- [REQUEST]: Transcribe all of the records word for word, but omit the pictures.

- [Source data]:
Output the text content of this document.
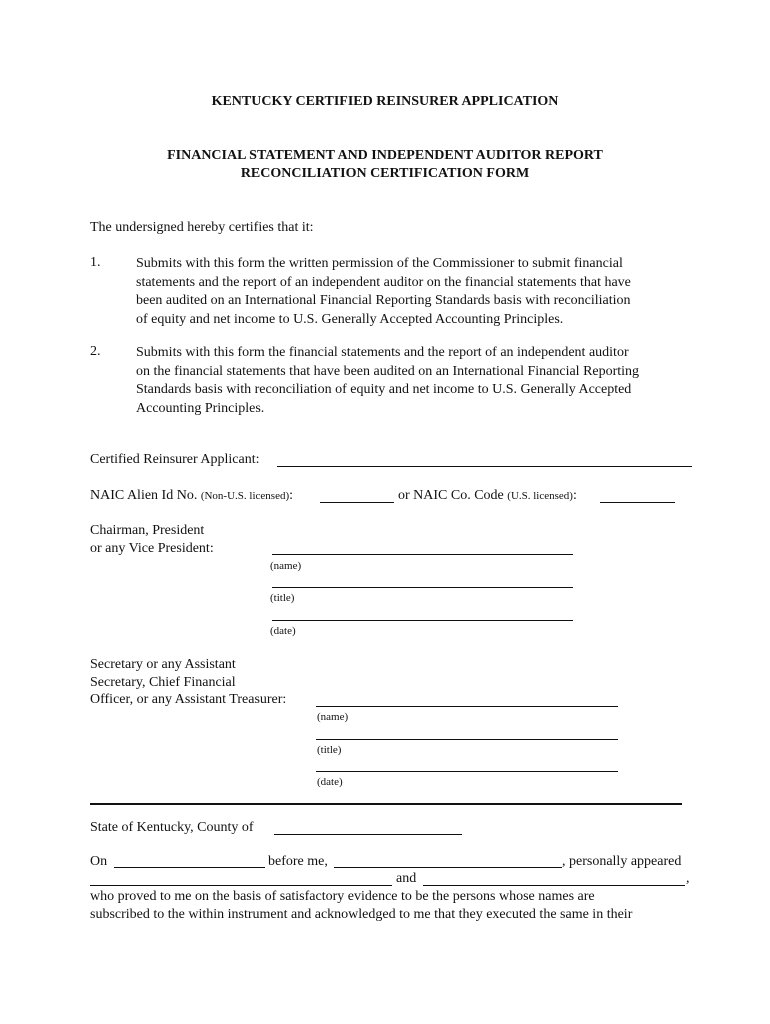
KENTUCKY CERTIFIED REINSURER APPLICATION
FINANCIAL STATEMENT AND INDEPENDENT AUDITOR REPORT
RECONCILIATION CERTIFICATION FORM
The undersigned hereby certifies that it:
1.	Submits with this form the written permission of the Commissioner to submit financial
statements and the report of an independent auditor on the financial statements that have
been audited on an International Financial Reporting Standards basis with reconciliation
of equity and net income to U.S. Generally Accepted Accounting Principles.
2.	Submits with this form the financial statements and the report of an independent auditor
on the financial statements that have been audited on an International Financial Reporting
Standards basis with reconciliation of equity and net income to U.S. Generally Accepted
Accounting Principles.
Certified Reinsurer Applicant:
NAIC Alien Id No. (Non-U.S. licensed):	or NAIC Co. Code (U.S. licensed):
Chairman, President
or any Vice President:
(name)
(title)
(date)
Secretary or any Assistant
Secretary, Chief Financial
Officer, or any Assistant Treasurer:
(name)
(title)
(date)
State of Kentucky, County of
On	before me,	, personally appeared
and	,
who proved to me on the basis of satisfactory evidence to be the persons whose names are
subscribed to the within instrument and acknowledged to me that they executed the same in their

- [EXERCISE OUTPUT]:
Output the text content of this document.
KENTUCKY CERTIFIED REINSURER APPLICATION
FINANCIAL STATEMENT AND INDEPENDENT AUDITOR REPORT
RECONCILIATION CERTIFICATION FORM
The undersigned hereby certifies that it:
1.	Submits with this form the written permission of the Commissioner to submit financial
statements and the report of an independent auditor on the financial statements that have
been audited on an International Financial Reporting Standards basis with reconciliation
of equity and net income to U.S. Generally Accepted Accounting Principles.
2.	Submits with this form the financial statements and the report of an independent auditor
on the financial statements that have been audited on an International Financial Reporting
Standards basis with reconciliation of equity and net income to U.S. Generally Accepted
Accounting Principles.
Certified Reinsurer Applicant:
NAIC Alien Id No. (Non-U.S. licensed):	or NAIC Co. Code (U.S. licensed):
Chairman, President
or any Vice President:
(name)
(title)
(date)
Secretary or any Assistant
Secretary, Chief Financial
Officer, or any Assistant Treasurer:
(name)
(title)
(date)
State of Kentucky, County of
On	before me,	, personally appeared
and	,
who proved to me on the basis of satisfactory evidence to be the persons whose names are
subscribed to the within instrument and acknowledged to me that they executed the same in their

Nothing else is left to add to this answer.